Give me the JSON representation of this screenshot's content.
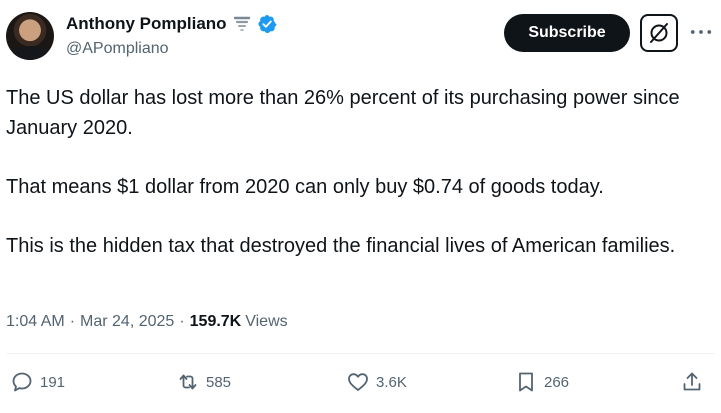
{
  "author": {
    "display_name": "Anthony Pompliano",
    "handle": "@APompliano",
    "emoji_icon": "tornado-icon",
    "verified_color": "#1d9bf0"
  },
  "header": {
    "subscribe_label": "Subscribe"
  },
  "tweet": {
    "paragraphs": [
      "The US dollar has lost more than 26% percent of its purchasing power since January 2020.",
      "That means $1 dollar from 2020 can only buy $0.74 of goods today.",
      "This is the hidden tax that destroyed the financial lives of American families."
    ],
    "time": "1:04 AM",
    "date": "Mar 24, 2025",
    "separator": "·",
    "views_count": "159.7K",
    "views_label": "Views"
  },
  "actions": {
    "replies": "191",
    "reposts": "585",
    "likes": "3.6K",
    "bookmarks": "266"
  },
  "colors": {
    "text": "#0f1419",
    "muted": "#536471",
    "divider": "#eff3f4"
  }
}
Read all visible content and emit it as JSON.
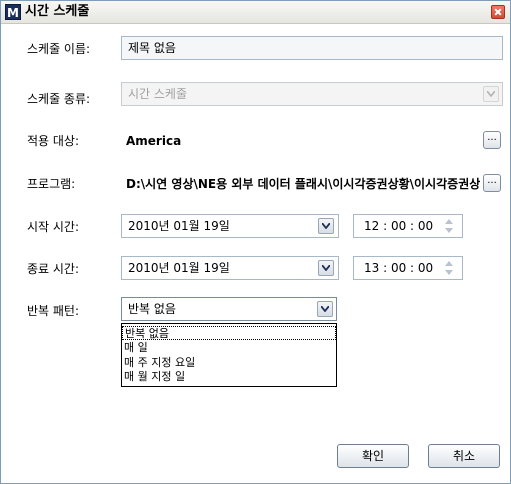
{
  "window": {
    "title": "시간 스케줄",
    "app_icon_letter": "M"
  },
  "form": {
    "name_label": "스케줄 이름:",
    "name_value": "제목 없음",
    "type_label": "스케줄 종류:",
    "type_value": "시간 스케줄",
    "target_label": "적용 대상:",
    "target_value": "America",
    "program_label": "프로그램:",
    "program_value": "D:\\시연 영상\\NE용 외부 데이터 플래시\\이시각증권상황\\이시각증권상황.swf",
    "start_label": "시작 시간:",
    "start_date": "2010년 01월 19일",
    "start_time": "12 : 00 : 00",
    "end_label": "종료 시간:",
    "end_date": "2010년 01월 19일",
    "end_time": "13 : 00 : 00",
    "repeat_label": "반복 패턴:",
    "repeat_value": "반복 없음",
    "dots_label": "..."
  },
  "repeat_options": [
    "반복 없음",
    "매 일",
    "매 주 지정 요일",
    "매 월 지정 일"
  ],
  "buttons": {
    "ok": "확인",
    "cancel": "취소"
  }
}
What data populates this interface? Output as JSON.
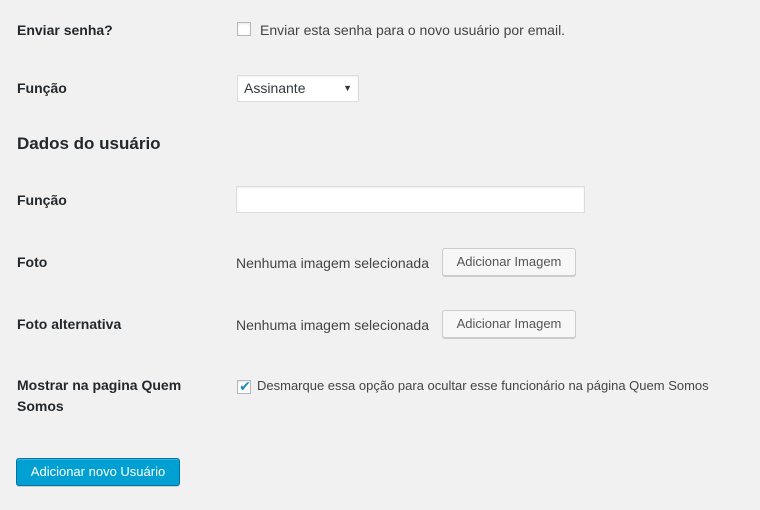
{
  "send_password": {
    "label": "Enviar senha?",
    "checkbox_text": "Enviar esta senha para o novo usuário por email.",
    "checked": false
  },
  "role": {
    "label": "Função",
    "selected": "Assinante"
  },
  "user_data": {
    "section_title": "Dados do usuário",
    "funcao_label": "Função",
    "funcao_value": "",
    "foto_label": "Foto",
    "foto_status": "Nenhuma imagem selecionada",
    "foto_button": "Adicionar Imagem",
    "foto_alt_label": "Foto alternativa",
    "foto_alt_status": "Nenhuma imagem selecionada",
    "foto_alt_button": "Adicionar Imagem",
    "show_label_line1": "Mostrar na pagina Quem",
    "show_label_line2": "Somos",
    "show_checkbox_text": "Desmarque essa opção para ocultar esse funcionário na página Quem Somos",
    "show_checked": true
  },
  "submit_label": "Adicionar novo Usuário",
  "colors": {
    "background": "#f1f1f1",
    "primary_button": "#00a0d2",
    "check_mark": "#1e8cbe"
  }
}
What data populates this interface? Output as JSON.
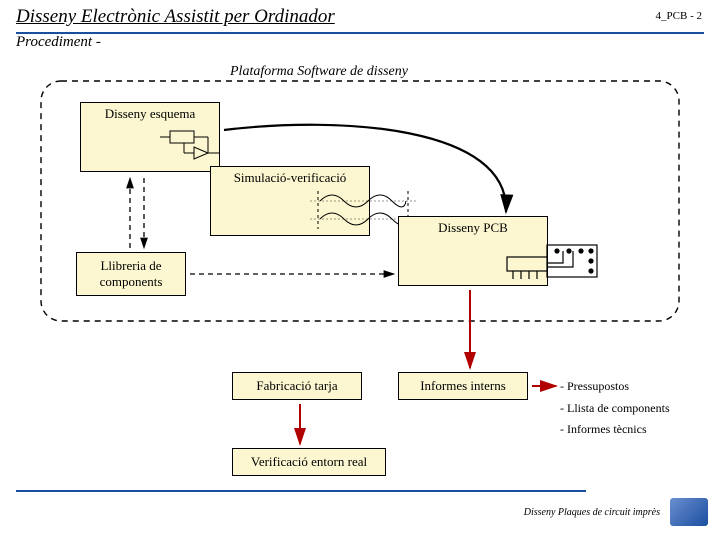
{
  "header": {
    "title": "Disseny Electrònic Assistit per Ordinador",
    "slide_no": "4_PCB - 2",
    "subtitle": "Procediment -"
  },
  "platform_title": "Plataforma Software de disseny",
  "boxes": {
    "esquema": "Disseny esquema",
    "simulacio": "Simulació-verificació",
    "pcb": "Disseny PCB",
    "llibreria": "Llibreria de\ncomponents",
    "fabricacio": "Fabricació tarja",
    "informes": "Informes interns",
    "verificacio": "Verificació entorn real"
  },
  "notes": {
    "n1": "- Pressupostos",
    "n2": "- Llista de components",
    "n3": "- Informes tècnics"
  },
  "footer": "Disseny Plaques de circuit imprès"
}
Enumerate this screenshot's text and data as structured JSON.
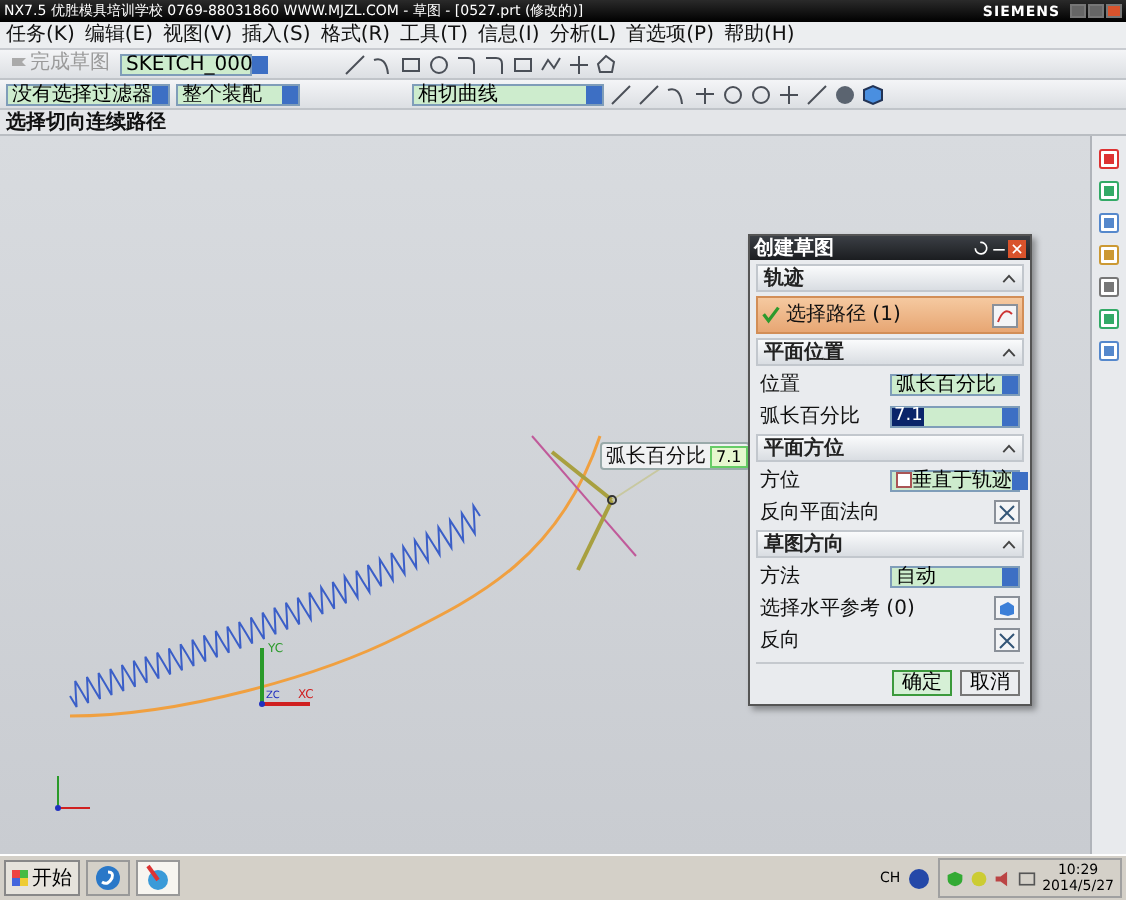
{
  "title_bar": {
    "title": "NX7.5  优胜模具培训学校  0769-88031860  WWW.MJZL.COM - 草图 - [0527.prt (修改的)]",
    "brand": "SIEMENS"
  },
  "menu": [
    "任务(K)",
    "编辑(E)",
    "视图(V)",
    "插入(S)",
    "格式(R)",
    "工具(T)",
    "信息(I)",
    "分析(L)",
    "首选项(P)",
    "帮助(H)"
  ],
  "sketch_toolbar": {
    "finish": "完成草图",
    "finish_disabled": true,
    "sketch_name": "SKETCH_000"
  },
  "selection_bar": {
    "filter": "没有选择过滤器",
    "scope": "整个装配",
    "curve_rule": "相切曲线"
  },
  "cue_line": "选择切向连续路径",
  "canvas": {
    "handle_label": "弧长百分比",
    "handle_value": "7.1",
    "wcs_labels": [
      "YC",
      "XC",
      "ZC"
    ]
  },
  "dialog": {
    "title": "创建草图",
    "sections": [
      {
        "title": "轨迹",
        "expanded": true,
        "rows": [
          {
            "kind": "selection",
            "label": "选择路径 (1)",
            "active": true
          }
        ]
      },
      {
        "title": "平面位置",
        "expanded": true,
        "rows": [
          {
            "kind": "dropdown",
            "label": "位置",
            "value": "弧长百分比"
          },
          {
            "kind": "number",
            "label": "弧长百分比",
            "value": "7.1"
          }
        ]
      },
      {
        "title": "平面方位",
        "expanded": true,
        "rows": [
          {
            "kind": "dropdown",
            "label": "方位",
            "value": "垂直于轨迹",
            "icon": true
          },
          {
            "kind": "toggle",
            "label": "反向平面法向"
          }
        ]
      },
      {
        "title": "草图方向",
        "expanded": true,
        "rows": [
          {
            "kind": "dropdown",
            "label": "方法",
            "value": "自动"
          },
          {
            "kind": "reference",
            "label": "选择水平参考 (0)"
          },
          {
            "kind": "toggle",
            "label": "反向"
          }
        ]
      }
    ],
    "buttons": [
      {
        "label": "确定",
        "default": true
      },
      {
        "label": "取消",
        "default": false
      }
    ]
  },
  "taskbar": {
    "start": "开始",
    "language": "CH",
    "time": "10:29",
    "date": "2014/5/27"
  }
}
..........
**Job**: Reproduce every line precisely as given, omitting all pictures.

**Exercise answer**:
Give me the JSON representation of this screenshot's content.
{
  "author": {
    "display_name": "Anthony Pompliano",
    "handle": "@APompliano",
    "emoji_icon": "tornado-icon",
    "verified_color": "#1d9bf0"
  },
  "header": {
    "subscribe_label": "Subscribe"
  },
  "tweet": {
    "paragraphs": [
      "The US dollar has lost more than 26% percent of its purchasing power since January 2020.",
      "That means $1 dollar from 2020 can only buy $0.74 of goods today.",
      "This is the hidden tax that destroyed the financial lives of American families."
    ],
    "time": "1:04 AM",
    "date": "Mar 24, 2025",
    "separator": "·",
    "views_count": "159.7K",
    "views_label": "Views"
  },
  "actions": {
    "replies": "191",
    "reposts": "585",
    "likes": "3.6K",
    "bookmarks": "266"
  },
  "colors": {
    "text": "#0f1419",
    "muted": "#536471",
    "divider": "#eff3f4"
  }
}
Read all visible content and emit it as JSON.
{
  "window": {
    "title": "시간 스케줄",
    "app_icon_letter": "M"
  },
  "form": {
    "name_label": "스케줄 이름:",
    "name_value": "제목 없음",
    "type_label": "스케줄 종류:",
    "type_value": "시간 스케줄",
    "target_label": "적용 대상:",
    "target_value": "America",
    "program_label": "프로그램:",
    "program_value": "D:\\시연 영상\\NE용 외부 데이터 플래시\\이시각증권상황\\이시각증권상황.swf",
    "start_label": "시작 시간:",
    "start_date": "2010년 01월 19일",
    "start_time": "12 : 00 : 00",
    "end_label": "종료 시간:",
    "end_date": "2010년 01월 19일",
    "end_time": "13 : 00 : 00",
    "repeat_label": "반복 패턴:",
    "repeat_value": "반복 없음",
    "dots_label": "..."
  },
  "repeat_options": [
    "반복 없음",
    "매 일",
    "매 주 지정 요일",
    "매 월 지정 일"
  ],
  "buttons": {
    "ok": "확인",
    "cancel": "취소"
  }
}
What data populates this interface? Output as JSON.
{
  "send_password": {
    "label": "Enviar senha?",
    "checkbox_text": "Enviar esta senha para o novo usuário por email.",
    "checked": false
  },
  "role": {
    "label": "Função",
    "selected": "Assinante"
  },
  "user_data": {
    "section_title": "Dados do usuário",
    "funcao_label": "Função",
    "funcao_value": "",
    "foto_label": "Foto",
    "foto_status": "Nenhuma imagem selecionada",
    "foto_button": "Adicionar Imagem",
    "foto_alt_label": "Foto alternativa",
    "foto_alt_status": "Nenhuma imagem selecionada",
    "foto_alt_button": "Adicionar Imagem",
    "show_label_line1": "Mostrar na pagina Quem",
    "show_label_line2": "Somos",
    "show_checkbox_text": "Desmarque essa opção para ocultar esse funcionário na página Quem Somos",
    "show_checked": true
  },
  "submit_label": "Adicionar novo Usuário",
  "colors": {
    "background": "#f1f1f1",
    "primary_button": "#00a0d2",
    "check_mark": "#1e8cbe"
  }
}
What data populates this interface? Output as JSON.
{
  "header": {
    "title": "Disseny Electrònic Assistit per Ordinador",
    "slide_no": "4_PCB - 2",
    "subtitle": "Procediment -"
  },
  "platform_title": "Plataforma Software de disseny",
  "boxes": {
    "esquema": "Disseny esquema",
    "simulacio": "Simulació-verificació",
    "pcb": "Disseny PCB",
    "llibreria": "Llibreria de\ncomponents",
    "fabricacio": "Fabricació tarja",
    "informes": "Informes interns",
    "verificacio": "Verificació entorn real"
  },
  "notes": {
    "n1": "- Pressupostos",
    "n2": "- Llista de components",
    "n3": "- Informes tècnics"
  },
  "footer": "Disseny Plaques de circuit imprès"
}
Enumerate this screenshot's text and data as structured JSON.
{
  "title_bar": {
    "title": "NX7.5  优胜模具培训学校  0769-88031860  WWW.MJZL.COM - 草图 - [0527.prt (修改的)]",
    "brand": "SIEMENS"
  },
  "menu": [
    "任务(K)",
    "编辑(E)",
    "视图(V)",
    "插入(S)",
    "格式(R)",
    "工具(T)",
    "信息(I)",
    "分析(L)",
    "首选项(P)",
    "帮助(H)"
  ],
  "sketch_toolbar": {
    "finish": "完成草图",
    "finish_disabled": true,
    "sketch_name": "SKETCH_000"
  },
  "selection_bar": {
    "filter": "没有选择过滤器",
    "scope": "整个装配",
    "curve_rule": "相切曲线"
  },
  "cue_line": "选择切向连续路径",
  "canvas": {
    "handle_label": "弧长百分比",
    "handle_value": "7.1",
    "wcs_labels": [
      "YC",
      "XC",
      "ZC"
    ]
  },
  "dialog": {
    "title": "创建草图",
    "sections": [
      {
        "title": "轨迹",
        "expanded": true,
        "rows": [
          {
            "kind": "selection",
            "label": "选择路径 (1)",
            "active": true
          }
        ]
      },
      {
        "title": "平面位置",
        "expanded": true,
        "rows": [
          {
            "kind": "dropdown",
            "label": "位置",
            "value": "弧长百分比"
          },
          {
            "kind": "number",
            "label": "弧长百分比",
            "value": "7.1"
          }
        ]
      },
      {
        "title": "平面方位",
        "expanded": true,
        "rows": [
          {
            "kind": "dropdown",
            "label": "方位",
            "value": "垂直于轨迹",
            "icon": true
          },
          {
            "kind": "toggle",
            "label": "反向平面法向"
          }
        ]
      },
      {
        "title": "草图方向",
        "expanded": true,
        "rows": [
          {
            "kind": "dropdown",
            "label": "方法",
            "value": "自动"
          },
          {
            "kind": "reference",
            "label": "选择水平参考 (0)"
          },
          {
            "kind": "toggle",
            "label": "反向"
          }
        ]
      }
    ],
    "buttons": [
      {
        "label": "确定",
        "default": true
      },
      {
        "label": "取消",
        "default": false
      }
    ]
  },
  "taskbar": {
    "start": "开始",
    "language": "CH",
    "time": "10:29",
    "date": "2014/5/27"
  }
}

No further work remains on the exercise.